Provide only the number of lines in the data below that contain the string "Equivalent".

» Data entries
========================
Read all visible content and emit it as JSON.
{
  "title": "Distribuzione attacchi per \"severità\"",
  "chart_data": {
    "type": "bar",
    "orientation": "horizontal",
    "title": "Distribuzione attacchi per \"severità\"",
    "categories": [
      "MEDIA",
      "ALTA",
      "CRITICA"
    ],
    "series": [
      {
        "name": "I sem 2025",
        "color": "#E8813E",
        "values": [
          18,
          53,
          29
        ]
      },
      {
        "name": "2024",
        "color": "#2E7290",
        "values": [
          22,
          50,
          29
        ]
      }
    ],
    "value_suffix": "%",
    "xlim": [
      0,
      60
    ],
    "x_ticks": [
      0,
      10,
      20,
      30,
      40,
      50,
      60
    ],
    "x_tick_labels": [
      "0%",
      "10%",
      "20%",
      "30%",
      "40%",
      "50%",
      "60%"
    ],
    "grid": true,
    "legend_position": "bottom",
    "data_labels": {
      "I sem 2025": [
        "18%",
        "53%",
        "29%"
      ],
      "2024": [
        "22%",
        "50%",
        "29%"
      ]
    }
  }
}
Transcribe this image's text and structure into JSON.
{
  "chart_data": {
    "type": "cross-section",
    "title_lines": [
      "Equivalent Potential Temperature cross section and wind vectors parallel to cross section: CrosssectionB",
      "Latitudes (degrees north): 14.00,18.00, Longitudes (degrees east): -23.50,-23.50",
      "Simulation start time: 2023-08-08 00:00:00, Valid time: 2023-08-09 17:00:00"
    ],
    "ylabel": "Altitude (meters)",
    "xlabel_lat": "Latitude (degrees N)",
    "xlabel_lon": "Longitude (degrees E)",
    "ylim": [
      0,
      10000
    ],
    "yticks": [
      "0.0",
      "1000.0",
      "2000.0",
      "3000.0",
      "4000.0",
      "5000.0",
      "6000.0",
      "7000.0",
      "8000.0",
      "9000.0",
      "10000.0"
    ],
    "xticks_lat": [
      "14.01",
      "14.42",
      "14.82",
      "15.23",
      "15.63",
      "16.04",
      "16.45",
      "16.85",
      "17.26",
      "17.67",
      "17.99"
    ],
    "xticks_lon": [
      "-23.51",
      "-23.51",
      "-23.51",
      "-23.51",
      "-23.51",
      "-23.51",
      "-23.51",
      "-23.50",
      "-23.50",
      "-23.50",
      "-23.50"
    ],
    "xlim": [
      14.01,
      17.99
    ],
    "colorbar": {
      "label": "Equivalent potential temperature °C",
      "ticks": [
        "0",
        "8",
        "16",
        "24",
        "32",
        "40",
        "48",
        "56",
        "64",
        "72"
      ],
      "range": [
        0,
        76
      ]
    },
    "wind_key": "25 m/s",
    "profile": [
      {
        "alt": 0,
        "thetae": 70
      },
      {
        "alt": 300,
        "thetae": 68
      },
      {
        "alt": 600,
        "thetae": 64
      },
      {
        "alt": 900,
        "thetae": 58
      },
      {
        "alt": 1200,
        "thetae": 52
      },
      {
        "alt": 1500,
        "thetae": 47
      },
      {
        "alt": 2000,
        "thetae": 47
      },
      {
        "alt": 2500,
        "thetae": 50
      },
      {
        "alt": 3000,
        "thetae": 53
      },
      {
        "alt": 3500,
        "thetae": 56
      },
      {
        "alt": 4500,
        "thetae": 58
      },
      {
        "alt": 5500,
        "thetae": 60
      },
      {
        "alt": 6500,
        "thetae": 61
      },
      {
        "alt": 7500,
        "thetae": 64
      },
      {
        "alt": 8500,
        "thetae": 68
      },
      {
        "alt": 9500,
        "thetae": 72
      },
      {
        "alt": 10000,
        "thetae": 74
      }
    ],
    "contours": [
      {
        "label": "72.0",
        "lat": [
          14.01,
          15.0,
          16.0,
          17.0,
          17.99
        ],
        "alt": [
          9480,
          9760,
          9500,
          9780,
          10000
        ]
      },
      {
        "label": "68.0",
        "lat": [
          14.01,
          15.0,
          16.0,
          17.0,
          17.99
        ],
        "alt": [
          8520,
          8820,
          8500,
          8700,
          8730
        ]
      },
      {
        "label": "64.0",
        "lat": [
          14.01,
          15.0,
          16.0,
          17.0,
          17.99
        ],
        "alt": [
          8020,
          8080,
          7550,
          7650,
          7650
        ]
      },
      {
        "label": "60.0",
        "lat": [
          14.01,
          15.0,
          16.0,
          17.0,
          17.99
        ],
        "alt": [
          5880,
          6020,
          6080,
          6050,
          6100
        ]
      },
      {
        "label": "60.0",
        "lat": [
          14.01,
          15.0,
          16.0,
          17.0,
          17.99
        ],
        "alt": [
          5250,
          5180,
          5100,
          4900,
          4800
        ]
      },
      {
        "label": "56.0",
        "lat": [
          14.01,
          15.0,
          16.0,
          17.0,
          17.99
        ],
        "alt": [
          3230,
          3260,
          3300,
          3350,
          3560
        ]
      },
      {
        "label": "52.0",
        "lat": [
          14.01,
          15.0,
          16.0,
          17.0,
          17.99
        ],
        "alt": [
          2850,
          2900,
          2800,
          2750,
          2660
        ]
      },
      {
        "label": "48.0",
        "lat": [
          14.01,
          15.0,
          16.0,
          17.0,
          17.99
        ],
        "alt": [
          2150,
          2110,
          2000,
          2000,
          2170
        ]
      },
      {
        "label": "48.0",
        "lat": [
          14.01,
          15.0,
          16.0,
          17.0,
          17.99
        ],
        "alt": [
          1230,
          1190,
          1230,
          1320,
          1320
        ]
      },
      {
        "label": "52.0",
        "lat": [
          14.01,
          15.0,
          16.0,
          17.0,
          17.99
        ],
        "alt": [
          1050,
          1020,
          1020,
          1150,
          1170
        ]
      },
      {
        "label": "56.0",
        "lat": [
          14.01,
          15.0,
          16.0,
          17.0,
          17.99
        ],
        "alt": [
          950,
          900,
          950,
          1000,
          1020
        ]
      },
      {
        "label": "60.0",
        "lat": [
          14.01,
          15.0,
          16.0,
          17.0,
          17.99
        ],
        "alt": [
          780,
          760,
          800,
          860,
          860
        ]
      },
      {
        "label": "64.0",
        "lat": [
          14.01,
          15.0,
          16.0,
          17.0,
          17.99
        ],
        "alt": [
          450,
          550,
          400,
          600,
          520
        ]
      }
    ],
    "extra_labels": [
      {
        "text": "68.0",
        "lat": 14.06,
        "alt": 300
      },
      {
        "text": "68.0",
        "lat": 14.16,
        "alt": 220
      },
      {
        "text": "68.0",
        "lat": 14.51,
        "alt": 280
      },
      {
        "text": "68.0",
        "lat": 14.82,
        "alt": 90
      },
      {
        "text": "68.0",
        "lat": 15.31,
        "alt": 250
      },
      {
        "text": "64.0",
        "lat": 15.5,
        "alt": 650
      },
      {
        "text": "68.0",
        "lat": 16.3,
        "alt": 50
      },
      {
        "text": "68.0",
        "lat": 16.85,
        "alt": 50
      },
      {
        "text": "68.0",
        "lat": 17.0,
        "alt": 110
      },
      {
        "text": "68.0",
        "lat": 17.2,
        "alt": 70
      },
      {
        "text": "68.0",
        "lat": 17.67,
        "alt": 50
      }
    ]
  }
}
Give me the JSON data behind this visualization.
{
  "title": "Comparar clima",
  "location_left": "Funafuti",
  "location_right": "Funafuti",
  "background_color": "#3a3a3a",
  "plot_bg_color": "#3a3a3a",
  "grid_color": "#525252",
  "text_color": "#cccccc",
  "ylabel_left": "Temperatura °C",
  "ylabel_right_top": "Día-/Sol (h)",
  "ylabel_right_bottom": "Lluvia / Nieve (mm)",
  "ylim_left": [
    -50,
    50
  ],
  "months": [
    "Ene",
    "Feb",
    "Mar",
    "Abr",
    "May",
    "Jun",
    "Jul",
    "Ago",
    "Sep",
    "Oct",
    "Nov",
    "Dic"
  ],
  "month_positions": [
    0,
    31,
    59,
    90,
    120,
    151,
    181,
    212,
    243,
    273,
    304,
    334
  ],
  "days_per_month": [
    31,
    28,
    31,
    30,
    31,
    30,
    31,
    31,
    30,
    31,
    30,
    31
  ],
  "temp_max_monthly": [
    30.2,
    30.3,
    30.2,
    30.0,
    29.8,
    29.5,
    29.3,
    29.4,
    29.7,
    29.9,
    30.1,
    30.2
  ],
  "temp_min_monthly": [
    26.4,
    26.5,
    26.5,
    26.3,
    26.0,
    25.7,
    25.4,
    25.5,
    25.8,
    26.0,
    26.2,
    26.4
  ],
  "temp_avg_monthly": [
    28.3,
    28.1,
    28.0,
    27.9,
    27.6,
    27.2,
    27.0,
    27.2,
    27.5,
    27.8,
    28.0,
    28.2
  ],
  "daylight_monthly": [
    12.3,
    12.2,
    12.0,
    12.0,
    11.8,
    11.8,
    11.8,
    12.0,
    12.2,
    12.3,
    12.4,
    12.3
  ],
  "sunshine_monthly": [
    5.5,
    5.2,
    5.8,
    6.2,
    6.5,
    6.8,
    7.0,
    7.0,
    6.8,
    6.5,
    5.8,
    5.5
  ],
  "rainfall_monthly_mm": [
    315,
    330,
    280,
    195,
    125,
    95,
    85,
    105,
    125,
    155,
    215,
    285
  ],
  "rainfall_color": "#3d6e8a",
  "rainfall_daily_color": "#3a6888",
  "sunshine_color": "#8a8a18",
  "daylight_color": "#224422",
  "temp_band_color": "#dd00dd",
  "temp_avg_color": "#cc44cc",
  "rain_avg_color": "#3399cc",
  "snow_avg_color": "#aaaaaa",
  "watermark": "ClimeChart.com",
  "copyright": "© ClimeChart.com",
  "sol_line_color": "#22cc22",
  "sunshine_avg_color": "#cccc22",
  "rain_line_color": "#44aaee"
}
========================
» Solution to this exercise
2